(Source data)
— BEGIN —
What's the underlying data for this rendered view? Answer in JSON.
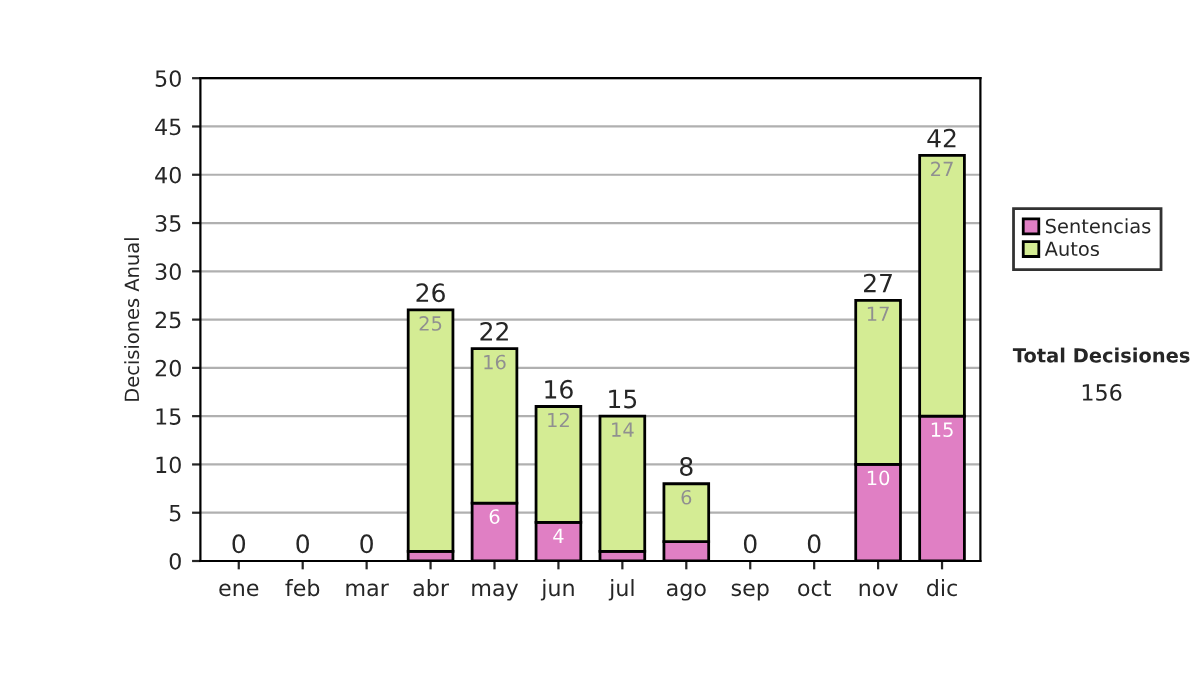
{
  "chart_data": {
    "type": "bar",
    "ylabel": "Decisiones Anual",
    "stacked": true,
    "categories": [
      "ene",
      "feb",
      "mar",
      "abr",
      "may",
      "jun",
      "jul",
      "ago",
      "sep",
      "oct",
      "nov",
      "dic"
    ],
    "series": [
      {
        "name": "Sentencias",
        "color": "#e07fc4",
        "values": [
          0,
          0,
          0,
          1,
          6,
          4,
          1,
          2,
          0,
          0,
          10,
          15
        ],
        "value_labels": [
          null,
          null,
          null,
          null,
          "6",
          "4",
          null,
          null,
          null,
          null,
          "10",
          "15"
        ]
      },
      {
        "name": "Autos",
        "color": "#d4ec94",
        "values": [
          0,
          0,
          0,
          25,
          16,
          12,
          14,
          6,
          0,
          0,
          17,
          27
        ],
        "value_labels": [
          null,
          null,
          null,
          "25",
          "16",
          "12",
          "14",
          "6",
          null,
          null,
          "17",
          "27"
        ]
      }
    ],
    "totals": [
      "0",
      "0",
      "0",
      "26",
      "22",
      "16",
      "15",
      "8",
      "0",
      "0",
      "27",
      "42"
    ],
    "ylim": [
      0,
      50
    ],
    "yticks": [
      0,
      5,
      10,
      15,
      20,
      25,
      30,
      35,
      40,
      45,
      50
    ],
    "grid": "y",
    "legend": "right",
    "annotations": [
      "Total Decisiones",
      "156"
    ]
  }
}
— END —
:: Goal ::
Output every entry verbatim. Pictures do not belong in the copy.

:: Expected output ::
What's the underlying data for this rendered view? Answer in JSON.
{
  "chart_data": {
    "type": "bar",
    "ylabel": "Decisiones Anual",
    "stacked": true,
    "categories": [
      "ene",
      "feb",
      "mar",
      "abr",
      "may",
      "jun",
      "jul",
      "ago",
      "sep",
      "oct",
      "nov",
      "dic"
    ],
    "series": [
      {
        "name": "Sentencias",
        "color": "#e07fc4",
        "values": [
          0,
          0,
          0,
          1,
          6,
          4,
          1,
          2,
          0,
          0,
          10,
          15
        ],
        "value_labels": [
          null,
          null,
          null,
          null,
          "6",
          "4",
          null,
          null,
          null,
          null,
          "10",
          "15"
        ]
      },
      {
        "name": "Autos",
        "color": "#d4ec94",
        "values": [
          0,
          0,
          0,
          25,
          16,
          12,
          14,
          6,
          0,
          0,
          17,
          27
        ],
        "value_labels": [
          null,
          null,
          null,
          "25",
          "16",
          "12",
          "14",
          "6",
          null,
          null,
          "17",
          "27"
        ]
      }
    ],
    "totals": [
      "0",
      "0",
      "0",
      "26",
      "22",
      "16",
      "15",
      "8",
      "0",
      "0",
      "27",
      "42"
    ],
    "ylim": [
      0,
      50
    ],
    "yticks": [
      0,
      5,
      10,
      15,
      20,
      25,
      30,
      35,
      40,
      45,
      50
    ],
    "grid": "y",
    "legend": "right",
    "annotations": [
      "Total Decisiones",
      "156"
    ]
  }
}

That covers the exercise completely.